# Start of Data records
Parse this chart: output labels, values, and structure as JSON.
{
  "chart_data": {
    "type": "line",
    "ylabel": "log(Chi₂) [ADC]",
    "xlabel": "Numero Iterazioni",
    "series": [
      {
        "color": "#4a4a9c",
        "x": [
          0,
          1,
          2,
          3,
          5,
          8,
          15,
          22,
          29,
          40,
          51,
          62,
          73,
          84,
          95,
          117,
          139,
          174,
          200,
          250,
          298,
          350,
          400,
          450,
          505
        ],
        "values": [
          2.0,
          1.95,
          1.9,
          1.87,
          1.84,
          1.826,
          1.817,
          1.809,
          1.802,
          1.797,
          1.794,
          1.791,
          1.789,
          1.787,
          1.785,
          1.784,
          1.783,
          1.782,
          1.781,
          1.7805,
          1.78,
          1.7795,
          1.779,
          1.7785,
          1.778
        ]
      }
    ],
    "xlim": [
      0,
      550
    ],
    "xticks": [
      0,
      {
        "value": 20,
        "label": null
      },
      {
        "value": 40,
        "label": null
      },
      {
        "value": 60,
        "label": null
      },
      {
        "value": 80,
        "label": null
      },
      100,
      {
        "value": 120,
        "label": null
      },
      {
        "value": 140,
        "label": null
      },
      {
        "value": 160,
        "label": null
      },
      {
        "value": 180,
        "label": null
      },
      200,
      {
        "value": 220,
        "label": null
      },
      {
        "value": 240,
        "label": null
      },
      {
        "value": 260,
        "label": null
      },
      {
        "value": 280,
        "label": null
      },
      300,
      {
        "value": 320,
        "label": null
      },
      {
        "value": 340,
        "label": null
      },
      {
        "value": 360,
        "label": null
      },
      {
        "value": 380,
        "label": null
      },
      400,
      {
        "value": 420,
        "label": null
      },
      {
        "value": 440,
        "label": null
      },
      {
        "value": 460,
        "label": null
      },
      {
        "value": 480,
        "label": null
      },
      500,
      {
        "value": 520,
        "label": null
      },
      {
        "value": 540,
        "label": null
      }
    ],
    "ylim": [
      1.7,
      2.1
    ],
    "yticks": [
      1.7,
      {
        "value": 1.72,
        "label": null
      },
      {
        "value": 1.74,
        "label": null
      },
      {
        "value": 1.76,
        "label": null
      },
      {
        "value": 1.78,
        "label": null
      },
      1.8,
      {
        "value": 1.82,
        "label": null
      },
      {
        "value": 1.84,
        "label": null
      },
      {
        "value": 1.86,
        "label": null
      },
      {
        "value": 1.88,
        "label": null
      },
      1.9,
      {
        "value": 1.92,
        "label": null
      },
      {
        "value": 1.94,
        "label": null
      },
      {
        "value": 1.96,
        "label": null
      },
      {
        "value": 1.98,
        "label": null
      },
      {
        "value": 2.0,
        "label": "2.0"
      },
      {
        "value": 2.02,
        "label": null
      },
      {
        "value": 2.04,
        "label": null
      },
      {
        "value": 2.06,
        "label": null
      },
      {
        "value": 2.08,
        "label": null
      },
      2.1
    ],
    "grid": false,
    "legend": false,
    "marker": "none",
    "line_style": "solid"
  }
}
# End of Data records
▶ Instruction
Reproduce the data, keeping every line exactly the same.

▶ The completed task
Parse this chart: output labels, values, and structure as JSON.
{
  "chart_data": {
    "type": "line",
    "ylabel": "log(Chi₂) [ADC]",
    "xlabel": "Numero Iterazioni",
    "series": [
      {
        "color": "#4a4a9c",
        "x": [
          0,
          1,
          2,
          3,
          5,
          8,
          15,
          22,
          29,
          40,
          51,
          62,
          73,
          84,
          95,
          117,
          139,
          174,
          200,
          250,
          298,
          350,
          400,
          450,
          505
        ],
        "values": [
          2.0,
          1.95,
          1.9,
          1.87,
          1.84,
          1.826,
          1.817,
          1.809,
          1.802,
          1.797,
          1.794,
          1.791,
          1.789,
          1.787,
          1.785,
          1.784,
          1.783,
          1.782,
          1.781,
          1.7805,
          1.78,
          1.7795,
          1.779,
          1.7785,
          1.778
        ]
      }
    ],
    "xlim": [
      0,
      550
    ],
    "xticks": [
      0,
      {
        "value": 20,
        "label": null
      },
      {
        "value": 40,
        "label": null
      },
      {
        "value": 60,
        "label": null
      },
      {
        "value": 80,
        "label": null
      },
      100,
      {
        "value": 120,
        "label": null
      },
      {
        "value": 140,
        "label": null
      },
      {
        "value": 160,
        "label": null
      },
      {
        "value": 180,
        "label": null
      },
      200,
      {
        "value": 220,
        "label": null
      },
      {
        "value": 240,
        "label": null
      },
      {
        "value": 260,
        "label": null
      },
      {
        "value": 280,
        "label": null
      },
      300,
      {
        "value": 320,
        "label": null
      },
      {
        "value": 340,
        "label": null
      },
      {
        "value": 360,
        "label": null
      },
      {
        "value": 380,
        "label": null
      },
      400,
      {
        "value": 420,
        "label": null
      },
      {
        "value": 440,
        "label": null
      },
      {
        "value": 460,
        "label": null
      },
      {
        "value": 480,
        "label": null
      },
      500,
      {
        "value": 520,
        "label": null
      },
      {
        "value": 540,
        "label": null
      }
    ],
    "ylim": [
      1.7,
      2.1
    ],
    "yticks": [
      1.7,
      {
        "value": 1.72,
        "label": null
      },
      {
        "value": 1.74,
        "label": null
      },
      {
        "value": 1.76,
        "label": null
      },
      {
        "value": 1.78,
        "label": null
      },
      1.8,
      {
        "value": 1.82,
        "label": null
      },
      {
        "value": 1.84,
        "label": null
      },
      {
        "value": 1.86,
        "label": null
      },
      {
        "value": 1.88,
        "label": null
      },
      1.9,
      {
        "value": 1.92,
        "label": null
      },
      {
        "value": 1.94,
        "label": null
      },
      {
        "value": 1.96,
        "label": null
      },
      {
        "value": 1.98,
        "label": null
      },
      {
        "value": 2.0,
        "label": "2.0"
      },
      {
        "value": 2.02,
        "label": null
      },
      {
        "value": 2.04,
        "label": null
      },
      {
        "value": 2.06,
        "label": null
      },
      {
        "value": 2.08,
        "label": null
      },
      2.1
    ],
    "grid": false,
    "legend": false,
    "marker": "none",
    "line_style": "solid"
  }
}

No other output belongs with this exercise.